** TASK DETAILS **
Pictures do not belong in the copy; transcribe everything else in the records exactly.

** DATASET EXTRACT **
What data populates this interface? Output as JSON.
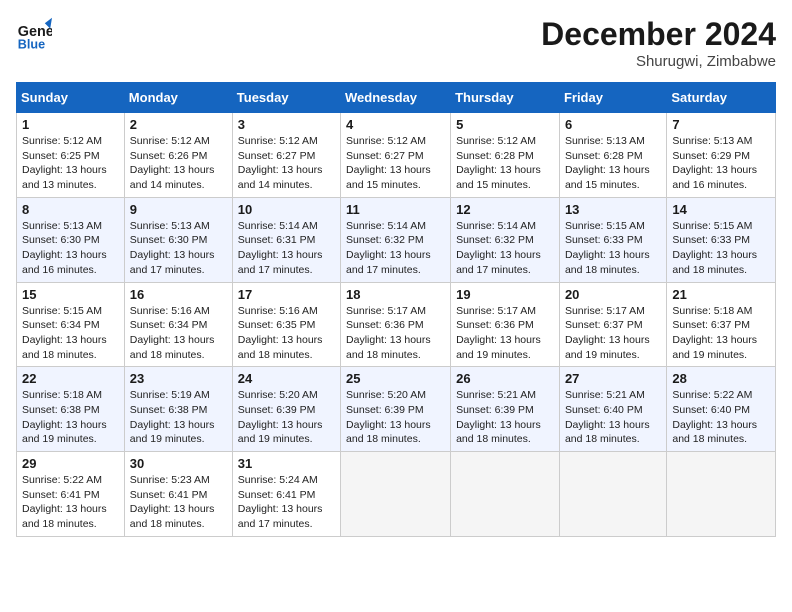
{
  "header": {
    "logo_line1": "General",
    "logo_line2": "Blue",
    "month_title": "December 2024",
    "location": "Shurugwi, Zimbabwe"
  },
  "days_of_week": [
    "Sunday",
    "Monday",
    "Tuesday",
    "Wednesday",
    "Thursday",
    "Friday",
    "Saturday"
  ],
  "weeks": [
    [
      {
        "day": "1",
        "sunrise": "5:12 AM",
        "sunset": "6:25 PM",
        "daylight": "13 hours and 13 minutes."
      },
      {
        "day": "2",
        "sunrise": "5:12 AM",
        "sunset": "6:26 PM",
        "daylight": "13 hours and 14 minutes."
      },
      {
        "day": "3",
        "sunrise": "5:12 AM",
        "sunset": "6:27 PM",
        "daylight": "13 hours and 14 minutes."
      },
      {
        "day": "4",
        "sunrise": "5:12 AM",
        "sunset": "6:27 PM",
        "daylight": "13 hours and 15 minutes."
      },
      {
        "day": "5",
        "sunrise": "5:12 AM",
        "sunset": "6:28 PM",
        "daylight": "13 hours and 15 minutes."
      },
      {
        "day": "6",
        "sunrise": "5:13 AM",
        "sunset": "6:28 PM",
        "daylight": "13 hours and 15 minutes."
      },
      {
        "day": "7",
        "sunrise": "5:13 AM",
        "sunset": "6:29 PM",
        "daylight": "13 hours and 16 minutes."
      }
    ],
    [
      {
        "day": "8",
        "sunrise": "5:13 AM",
        "sunset": "6:30 PM",
        "daylight": "13 hours and 16 minutes."
      },
      {
        "day": "9",
        "sunrise": "5:13 AM",
        "sunset": "6:30 PM",
        "daylight": "13 hours and 17 minutes."
      },
      {
        "day": "10",
        "sunrise": "5:14 AM",
        "sunset": "6:31 PM",
        "daylight": "13 hours and 17 minutes."
      },
      {
        "day": "11",
        "sunrise": "5:14 AM",
        "sunset": "6:32 PM",
        "daylight": "13 hours and 17 minutes."
      },
      {
        "day": "12",
        "sunrise": "5:14 AM",
        "sunset": "6:32 PM",
        "daylight": "13 hours and 17 minutes."
      },
      {
        "day": "13",
        "sunrise": "5:15 AM",
        "sunset": "6:33 PM",
        "daylight": "13 hours and 18 minutes."
      },
      {
        "day": "14",
        "sunrise": "5:15 AM",
        "sunset": "6:33 PM",
        "daylight": "13 hours and 18 minutes."
      }
    ],
    [
      {
        "day": "15",
        "sunrise": "5:15 AM",
        "sunset": "6:34 PM",
        "daylight": "13 hours and 18 minutes."
      },
      {
        "day": "16",
        "sunrise": "5:16 AM",
        "sunset": "6:34 PM",
        "daylight": "13 hours and 18 minutes."
      },
      {
        "day": "17",
        "sunrise": "5:16 AM",
        "sunset": "6:35 PM",
        "daylight": "13 hours and 18 minutes."
      },
      {
        "day": "18",
        "sunrise": "5:17 AM",
        "sunset": "6:36 PM",
        "daylight": "13 hours and 18 minutes."
      },
      {
        "day": "19",
        "sunrise": "5:17 AM",
        "sunset": "6:36 PM",
        "daylight": "13 hours and 19 minutes."
      },
      {
        "day": "20",
        "sunrise": "5:17 AM",
        "sunset": "6:37 PM",
        "daylight": "13 hours and 19 minutes."
      },
      {
        "day": "21",
        "sunrise": "5:18 AM",
        "sunset": "6:37 PM",
        "daylight": "13 hours and 19 minutes."
      }
    ],
    [
      {
        "day": "22",
        "sunrise": "5:18 AM",
        "sunset": "6:38 PM",
        "daylight": "13 hours and 19 minutes."
      },
      {
        "day": "23",
        "sunrise": "5:19 AM",
        "sunset": "6:38 PM",
        "daylight": "13 hours and 19 minutes."
      },
      {
        "day": "24",
        "sunrise": "5:20 AM",
        "sunset": "6:39 PM",
        "daylight": "13 hours and 19 minutes."
      },
      {
        "day": "25",
        "sunrise": "5:20 AM",
        "sunset": "6:39 PM",
        "daylight": "13 hours and 18 minutes."
      },
      {
        "day": "26",
        "sunrise": "5:21 AM",
        "sunset": "6:39 PM",
        "daylight": "13 hours and 18 minutes."
      },
      {
        "day": "27",
        "sunrise": "5:21 AM",
        "sunset": "6:40 PM",
        "daylight": "13 hours and 18 minutes."
      },
      {
        "day": "28",
        "sunrise": "5:22 AM",
        "sunset": "6:40 PM",
        "daylight": "13 hours and 18 minutes."
      }
    ],
    [
      {
        "day": "29",
        "sunrise": "5:22 AM",
        "sunset": "6:41 PM",
        "daylight": "13 hours and 18 minutes."
      },
      {
        "day": "30",
        "sunrise": "5:23 AM",
        "sunset": "6:41 PM",
        "daylight": "13 hours and 18 minutes."
      },
      {
        "day": "31",
        "sunrise": "5:24 AM",
        "sunset": "6:41 PM",
        "daylight": "13 hours and 17 minutes."
      },
      null,
      null,
      null,
      null
    ]
  ],
  "labels": {
    "sunrise": "Sunrise:",
    "sunset": "Sunset:",
    "daylight": "Daylight:"
  }
}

** PROBLEM SOLUTION **
What data populates this interface? Output as JSON.
{
  "header": {
    "logo_line1": "General",
    "logo_line2": "Blue",
    "month_title": "December 2024",
    "location": "Shurugwi, Zimbabwe"
  },
  "days_of_week": [
    "Sunday",
    "Monday",
    "Tuesday",
    "Wednesday",
    "Thursday",
    "Friday",
    "Saturday"
  ],
  "weeks": [
    [
      {
        "day": "1",
        "sunrise": "5:12 AM",
        "sunset": "6:25 PM",
        "daylight": "13 hours and 13 minutes."
      },
      {
        "day": "2",
        "sunrise": "5:12 AM",
        "sunset": "6:26 PM",
        "daylight": "13 hours and 14 minutes."
      },
      {
        "day": "3",
        "sunrise": "5:12 AM",
        "sunset": "6:27 PM",
        "daylight": "13 hours and 14 minutes."
      },
      {
        "day": "4",
        "sunrise": "5:12 AM",
        "sunset": "6:27 PM",
        "daylight": "13 hours and 15 minutes."
      },
      {
        "day": "5",
        "sunrise": "5:12 AM",
        "sunset": "6:28 PM",
        "daylight": "13 hours and 15 minutes."
      },
      {
        "day": "6",
        "sunrise": "5:13 AM",
        "sunset": "6:28 PM",
        "daylight": "13 hours and 15 minutes."
      },
      {
        "day": "7",
        "sunrise": "5:13 AM",
        "sunset": "6:29 PM",
        "daylight": "13 hours and 16 minutes."
      }
    ],
    [
      {
        "day": "8",
        "sunrise": "5:13 AM",
        "sunset": "6:30 PM",
        "daylight": "13 hours and 16 minutes."
      },
      {
        "day": "9",
        "sunrise": "5:13 AM",
        "sunset": "6:30 PM",
        "daylight": "13 hours and 17 minutes."
      },
      {
        "day": "10",
        "sunrise": "5:14 AM",
        "sunset": "6:31 PM",
        "daylight": "13 hours and 17 minutes."
      },
      {
        "day": "11",
        "sunrise": "5:14 AM",
        "sunset": "6:32 PM",
        "daylight": "13 hours and 17 minutes."
      },
      {
        "day": "12",
        "sunrise": "5:14 AM",
        "sunset": "6:32 PM",
        "daylight": "13 hours and 17 minutes."
      },
      {
        "day": "13",
        "sunrise": "5:15 AM",
        "sunset": "6:33 PM",
        "daylight": "13 hours and 18 minutes."
      },
      {
        "day": "14",
        "sunrise": "5:15 AM",
        "sunset": "6:33 PM",
        "daylight": "13 hours and 18 minutes."
      }
    ],
    [
      {
        "day": "15",
        "sunrise": "5:15 AM",
        "sunset": "6:34 PM",
        "daylight": "13 hours and 18 minutes."
      },
      {
        "day": "16",
        "sunrise": "5:16 AM",
        "sunset": "6:34 PM",
        "daylight": "13 hours and 18 minutes."
      },
      {
        "day": "17",
        "sunrise": "5:16 AM",
        "sunset": "6:35 PM",
        "daylight": "13 hours and 18 minutes."
      },
      {
        "day": "18",
        "sunrise": "5:17 AM",
        "sunset": "6:36 PM",
        "daylight": "13 hours and 18 minutes."
      },
      {
        "day": "19",
        "sunrise": "5:17 AM",
        "sunset": "6:36 PM",
        "daylight": "13 hours and 19 minutes."
      },
      {
        "day": "20",
        "sunrise": "5:17 AM",
        "sunset": "6:37 PM",
        "daylight": "13 hours and 19 minutes."
      },
      {
        "day": "21",
        "sunrise": "5:18 AM",
        "sunset": "6:37 PM",
        "daylight": "13 hours and 19 minutes."
      }
    ],
    [
      {
        "day": "22",
        "sunrise": "5:18 AM",
        "sunset": "6:38 PM",
        "daylight": "13 hours and 19 minutes."
      },
      {
        "day": "23",
        "sunrise": "5:19 AM",
        "sunset": "6:38 PM",
        "daylight": "13 hours and 19 minutes."
      },
      {
        "day": "24",
        "sunrise": "5:20 AM",
        "sunset": "6:39 PM",
        "daylight": "13 hours and 19 minutes."
      },
      {
        "day": "25",
        "sunrise": "5:20 AM",
        "sunset": "6:39 PM",
        "daylight": "13 hours and 18 minutes."
      },
      {
        "day": "26",
        "sunrise": "5:21 AM",
        "sunset": "6:39 PM",
        "daylight": "13 hours and 18 minutes."
      },
      {
        "day": "27",
        "sunrise": "5:21 AM",
        "sunset": "6:40 PM",
        "daylight": "13 hours and 18 minutes."
      },
      {
        "day": "28",
        "sunrise": "5:22 AM",
        "sunset": "6:40 PM",
        "daylight": "13 hours and 18 minutes."
      }
    ],
    [
      {
        "day": "29",
        "sunrise": "5:22 AM",
        "sunset": "6:41 PM",
        "daylight": "13 hours and 18 minutes."
      },
      {
        "day": "30",
        "sunrise": "5:23 AM",
        "sunset": "6:41 PM",
        "daylight": "13 hours and 18 minutes."
      },
      {
        "day": "31",
        "sunrise": "5:24 AM",
        "sunset": "6:41 PM",
        "daylight": "13 hours and 17 minutes."
      },
      null,
      null,
      null,
      null
    ]
  ],
  "labels": {
    "sunrise": "Sunrise:",
    "sunset": "Sunset:",
    "daylight": "Daylight:"
  }
}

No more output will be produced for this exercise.